Action item: The string "response" appears in some lines of the entries that follow; copy each such line.

.....

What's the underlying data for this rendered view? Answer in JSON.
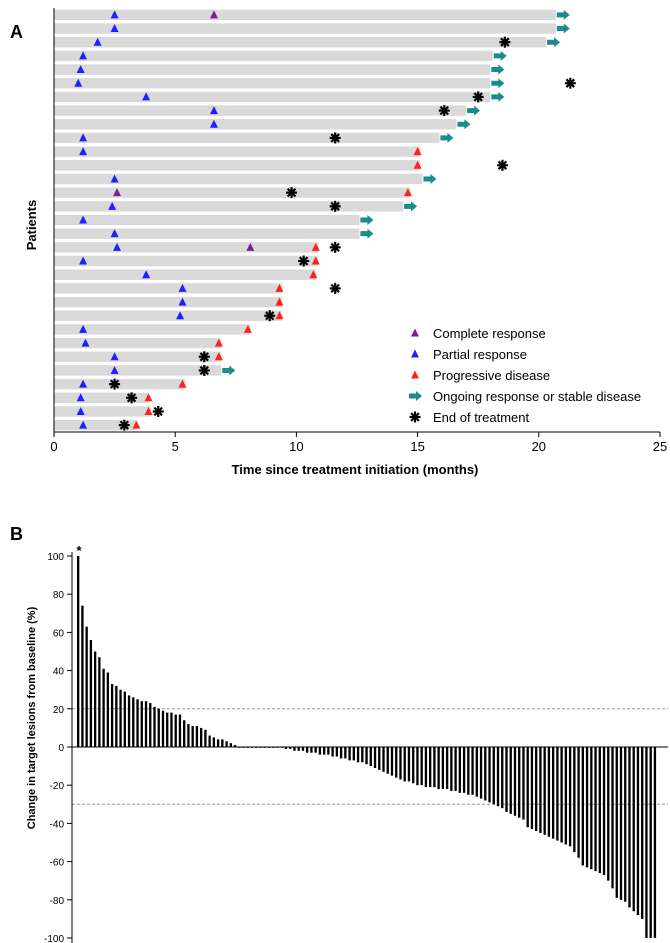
{
  "colors": {
    "bar_bg": "#d9d9d9",
    "complete": "#7b1f8f",
    "partial": "#1f1fff",
    "progressive": "#ff2020",
    "ongoing": "#1a8c8c",
    "end": "#000000",
    "waterfall": "#000000",
    "threshold_line": "#999999"
  },
  "chart_data": [
    {
      "panel_label": "A",
      "type": "swimmer",
      "xlabel": "Time since treatment initiation (months)",
      "ylabel": "Patients",
      "xlim": [
        0,
        25
      ],
      "xticks": [
        0,
        5,
        10,
        15,
        20,
        25
      ],
      "legend_position": "bottom-right",
      "legend": [
        {
          "key": "complete",
          "label": "Complete response",
          "marker": "triangle"
        },
        {
          "key": "partial",
          "label": "Partial response",
          "marker": "triangle"
        },
        {
          "key": "progressive",
          "label": "Progressive disease",
          "marker": "triangle"
        },
        {
          "key": "ongoing",
          "label": "Ongoing response or stable disease",
          "marker": "arrow"
        },
        {
          "key": "end",
          "label": "End of treatment",
          "marker": "asterisk"
        }
      ],
      "patients": [
        {
          "duration": 20.7,
          "events": [
            {
              "t": 2.5,
              "type": "partial"
            },
            {
              "t": 6.6,
              "type": "complete"
            }
          ],
          "ongoing": true
        },
        {
          "duration": 20.7,
          "events": [
            {
              "t": 2.5,
              "type": "partial"
            }
          ],
          "ongoing": true
        },
        {
          "duration": 20.3,
          "events": [
            {
              "t": 1.8,
              "type": "partial"
            }
          ],
          "ongoing": true,
          "end": 18.6
        },
        {
          "duration": 18.1,
          "events": [
            {
              "t": 1.2,
              "type": "partial"
            }
          ],
          "ongoing": true
        },
        {
          "duration": 18.0,
          "events": [
            {
              "t": 1.1,
              "type": "partial"
            }
          ],
          "ongoing": true
        },
        {
          "duration": 18.0,
          "events": [
            {
              "t": 1.0,
              "type": "partial"
            }
          ],
          "ongoing": true,
          "end": 21.3
        },
        {
          "duration": 18.0,
          "events": [
            {
              "t": 3.8,
              "type": "partial"
            }
          ],
          "ongoing": true,
          "end": 17.5
        },
        {
          "duration": 17.0,
          "events": [
            {
              "t": 6.6,
              "type": "partial"
            }
          ],
          "ongoing": true,
          "end": 16.1
        },
        {
          "duration": 16.6,
          "events": [
            {
              "t": 6.6,
              "type": "partial"
            }
          ],
          "ongoing": true
        },
        {
          "duration": 15.9,
          "events": [
            {
              "t": 1.2,
              "type": "partial"
            }
          ],
          "ongoing": true,
          "end": 11.6
        },
        {
          "duration": 15.1,
          "events": [
            {
              "t": 1.2,
              "type": "partial"
            },
            {
              "t": 15.0,
              "type": "progressive"
            }
          ],
          "ongoing": false
        },
        {
          "duration": 15.1,
          "events": [
            {
              "t": 15.0,
              "type": "progressive"
            }
          ],
          "ongoing": false,
          "end": 18.5
        },
        {
          "duration": 15.2,
          "events": [
            {
              "t": 2.5,
              "type": "partial"
            }
          ],
          "ongoing": true
        },
        {
          "duration": 14.7,
          "events": [
            {
              "t": 2.6,
              "type": "complete"
            },
            {
              "t": 14.6,
              "type": "progressive"
            }
          ],
          "ongoing": false,
          "end": 9.8
        },
        {
          "duration": 14.4,
          "events": [
            {
              "t": 2.4,
              "type": "partial"
            }
          ],
          "ongoing": true,
          "end": 11.6
        },
        {
          "duration": 12.6,
          "events": [
            {
              "t": 1.2,
              "type": "partial"
            }
          ],
          "ongoing": true
        },
        {
          "duration": 12.6,
          "events": [
            {
              "t": 2.5,
              "type": "partial"
            }
          ],
          "ongoing": true
        },
        {
          "duration": 10.9,
          "events": [
            {
              "t": 2.6,
              "type": "partial"
            },
            {
              "t": 8.1,
              "type": "complete"
            },
            {
              "t": 10.8,
              "type": "progressive"
            }
          ],
          "ongoing": false,
          "end": 11.6
        },
        {
          "duration": 10.9,
          "events": [
            {
              "t": 1.2,
              "type": "partial"
            },
            {
              "t": 10.8,
              "type": "progressive"
            }
          ],
          "ongoing": false,
          "end": 10.3
        },
        {
          "duration": 10.8,
          "events": [
            {
              "t": 3.8,
              "type": "partial"
            },
            {
              "t": 10.7,
              "type": "progressive"
            }
          ],
          "ongoing": false
        },
        {
          "duration": 9.4,
          "events": [
            {
              "t": 5.3,
              "type": "partial"
            },
            {
              "t": 9.3,
              "type": "progressive"
            }
          ],
          "ongoing": false,
          "end": 11.6
        },
        {
          "duration": 9.4,
          "events": [
            {
              "t": 5.3,
              "type": "partial"
            },
            {
              "t": 9.3,
              "type": "progressive"
            }
          ],
          "ongoing": false
        },
        {
          "duration": 9.4,
          "events": [
            {
              "t": 5.2,
              "type": "partial"
            },
            {
              "t": 9.3,
              "type": "progressive"
            }
          ],
          "ongoing": false,
          "end": 8.9
        },
        {
          "duration": 8.1,
          "events": [
            {
              "t": 1.2,
              "type": "partial"
            },
            {
              "t": 8.0,
              "type": "progressive"
            }
          ],
          "ongoing": false
        },
        {
          "duration": 6.9,
          "events": [
            {
              "t": 1.3,
              "type": "partial"
            },
            {
              "t": 6.8,
              "type": "progressive"
            }
          ],
          "ongoing": false
        },
        {
          "duration": 6.9,
          "events": [
            {
              "t": 2.5,
              "type": "partial"
            },
            {
              "t": 6.8,
              "type": "progressive"
            }
          ],
          "ongoing": false,
          "end": 6.2
        },
        {
          "duration": 6.9,
          "events": [
            {
              "t": 2.5,
              "type": "partial"
            }
          ],
          "ongoing": true,
          "end": 6.2
        },
        {
          "duration": 5.4,
          "events": [
            {
              "t": 1.2,
              "type": "partial"
            },
            {
              "t": 5.3,
              "type": "progressive"
            }
          ],
          "ongoing": false,
          "end": 2.5
        },
        {
          "duration": 3.9,
          "events": [
            {
              "t": 1.1,
              "type": "partial"
            },
            {
              "t": 3.9,
              "type": "progressive"
            }
          ],
          "ongoing": false,
          "end": 3.2
        },
        {
          "duration": 4.0,
          "events": [
            {
              "t": 1.1,
              "type": "partial"
            },
            {
              "t": 3.9,
              "type": "progressive"
            }
          ],
          "ongoing": false,
          "end": 4.3
        },
        {
          "duration": 3.4,
          "events": [
            {
              "t": 1.2,
              "type": "partial"
            },
            {
              "t": 3.4,
              "type": "progressive"
            }
          ],
          "ongoing": false,
          "end": 2.9
        }
      ]
    },
    {
      "panel_label": "B",
      "type": "bar",
      "ylabel": "Change in target lesions from baseline (%)",
      "ylim": [
        -100,
        100
      ],
      "yticks": [
        100,
        80,
        60,
        40,
        20,
        0,
        -20,
        -40,
        -60,
        -80,
        -100
      ],
      "reference_lines": [
        20,
        -30
      ],
      "annotation": "*",
      "values": [
        100,
        74,
        63,
        56,
        50,
        47,
        41,
        39,
        33,
        32,
        30,
        29,
        27,
        26,
        25,
        24,
        24,
        23,
        21,
        20,
        19,
        18,
        18,
        17,
        17,
        14,
        12,
        11,
        11,
        10,
        9,
        6,
        5,
        4,
        4,
        3,
        2,
        1,
        0,
        0,
        0,
        0,
        0,
        0,
        0,
        0,
        0,
        0,
        0,
        -1,
        -1,
        -2,
        -2,
        -2,
        -3,
        -3,
        -3,
        -4,
        -4,
        -4,
        -5,
        -5,
        -6,
        -6,
        -7,
        -7,
        -8,
        -8,
        -9,
        -10,
        -11,
        -12,
        -13,
        -14,
        -15,
        -16,
        -17,
        -18,
        -18,
        -19,
        -20,
        -20,
        -21,
        -21,
        -21,
        -22,
        -22,
        -22,
        -23,
        -23,
        -24,
        -24,
        -25,
        -25,
        -26,
        -27,
        -28,
        -29,
        -30,
        -31,
        -32,
        -34,
        -35,
        -36,
        -37,
        -38,
        -42,
        -43,
        -44,
        -45,
        -46,
        -47,
        -48,
        -49,
        -50,
        -51,
        -52,
        -55,
        -58,
        -62,
        -63,
        -64,
        -65,
        -66,
        -67,
        -70,
        -74,
        -79,
        -80,
        -81,
        -84,
        -86,
        -88,
        -90,
        -100,
        -100,
        -100
      ]
    }
  ]
}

.....

Output below:
          "label": "Complete response",
          "label": "Partial response",
          "label": "Ongoing response or stable disease",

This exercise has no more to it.